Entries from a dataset
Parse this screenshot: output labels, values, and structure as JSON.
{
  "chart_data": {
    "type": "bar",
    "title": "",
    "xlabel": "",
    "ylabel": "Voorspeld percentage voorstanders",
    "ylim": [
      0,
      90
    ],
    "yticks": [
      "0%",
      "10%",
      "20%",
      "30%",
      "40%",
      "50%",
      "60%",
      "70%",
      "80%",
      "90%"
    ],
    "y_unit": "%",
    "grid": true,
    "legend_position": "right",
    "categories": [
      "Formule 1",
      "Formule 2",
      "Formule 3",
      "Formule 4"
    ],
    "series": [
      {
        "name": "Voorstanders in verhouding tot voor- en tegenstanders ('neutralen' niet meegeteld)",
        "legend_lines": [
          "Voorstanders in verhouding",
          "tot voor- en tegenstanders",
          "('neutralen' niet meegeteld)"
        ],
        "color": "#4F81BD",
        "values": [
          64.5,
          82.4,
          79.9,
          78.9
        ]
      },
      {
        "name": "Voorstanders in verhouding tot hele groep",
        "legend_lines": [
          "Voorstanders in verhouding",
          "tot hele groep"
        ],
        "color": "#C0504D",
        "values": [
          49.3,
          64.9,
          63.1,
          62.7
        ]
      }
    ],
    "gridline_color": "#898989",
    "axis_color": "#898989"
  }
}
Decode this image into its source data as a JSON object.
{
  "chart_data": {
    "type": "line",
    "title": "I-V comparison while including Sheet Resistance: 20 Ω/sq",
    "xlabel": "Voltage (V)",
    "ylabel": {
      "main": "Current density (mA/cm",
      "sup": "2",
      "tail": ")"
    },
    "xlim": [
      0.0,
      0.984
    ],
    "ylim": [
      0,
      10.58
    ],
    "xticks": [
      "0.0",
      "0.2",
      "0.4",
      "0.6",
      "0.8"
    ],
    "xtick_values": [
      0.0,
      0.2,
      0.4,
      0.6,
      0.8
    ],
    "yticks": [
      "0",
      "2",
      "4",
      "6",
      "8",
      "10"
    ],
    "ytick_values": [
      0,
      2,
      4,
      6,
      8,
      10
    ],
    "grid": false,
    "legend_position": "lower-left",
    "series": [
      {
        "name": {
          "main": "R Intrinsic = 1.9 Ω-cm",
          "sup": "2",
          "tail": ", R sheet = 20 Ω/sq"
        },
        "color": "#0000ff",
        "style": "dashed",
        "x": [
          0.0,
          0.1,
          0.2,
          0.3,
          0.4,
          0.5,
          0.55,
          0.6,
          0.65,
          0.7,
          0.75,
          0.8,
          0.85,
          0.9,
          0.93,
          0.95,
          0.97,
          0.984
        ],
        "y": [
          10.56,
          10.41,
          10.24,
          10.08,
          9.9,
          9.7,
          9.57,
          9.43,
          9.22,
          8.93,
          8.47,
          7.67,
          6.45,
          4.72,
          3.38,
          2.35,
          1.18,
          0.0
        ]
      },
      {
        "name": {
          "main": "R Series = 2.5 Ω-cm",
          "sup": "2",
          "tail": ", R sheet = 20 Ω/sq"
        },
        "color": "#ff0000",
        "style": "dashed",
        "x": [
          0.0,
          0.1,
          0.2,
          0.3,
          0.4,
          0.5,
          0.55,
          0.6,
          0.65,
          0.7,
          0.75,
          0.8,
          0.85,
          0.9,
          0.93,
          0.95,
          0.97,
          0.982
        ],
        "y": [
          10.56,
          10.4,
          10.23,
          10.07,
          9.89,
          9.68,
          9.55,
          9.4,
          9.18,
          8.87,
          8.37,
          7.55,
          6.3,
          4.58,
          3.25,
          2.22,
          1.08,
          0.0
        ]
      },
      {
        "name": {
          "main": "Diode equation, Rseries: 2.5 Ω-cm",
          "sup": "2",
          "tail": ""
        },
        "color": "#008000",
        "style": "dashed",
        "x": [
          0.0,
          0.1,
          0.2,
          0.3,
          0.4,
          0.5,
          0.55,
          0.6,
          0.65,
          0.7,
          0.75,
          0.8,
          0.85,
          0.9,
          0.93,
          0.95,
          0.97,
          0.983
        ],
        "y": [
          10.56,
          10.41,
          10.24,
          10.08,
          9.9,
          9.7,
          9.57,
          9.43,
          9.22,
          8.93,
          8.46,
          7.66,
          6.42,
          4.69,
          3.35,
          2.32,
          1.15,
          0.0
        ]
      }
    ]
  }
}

BRIEF:
Look through the material above. Copy each line where the word "tail" appears.

PROBLEM SOLUTION:
      "tail": ")"
          "tail": ", R sheet = 20 Ω/sq"
          "tail": ", R sheet = 20 Ω/sq"
          "tail": ""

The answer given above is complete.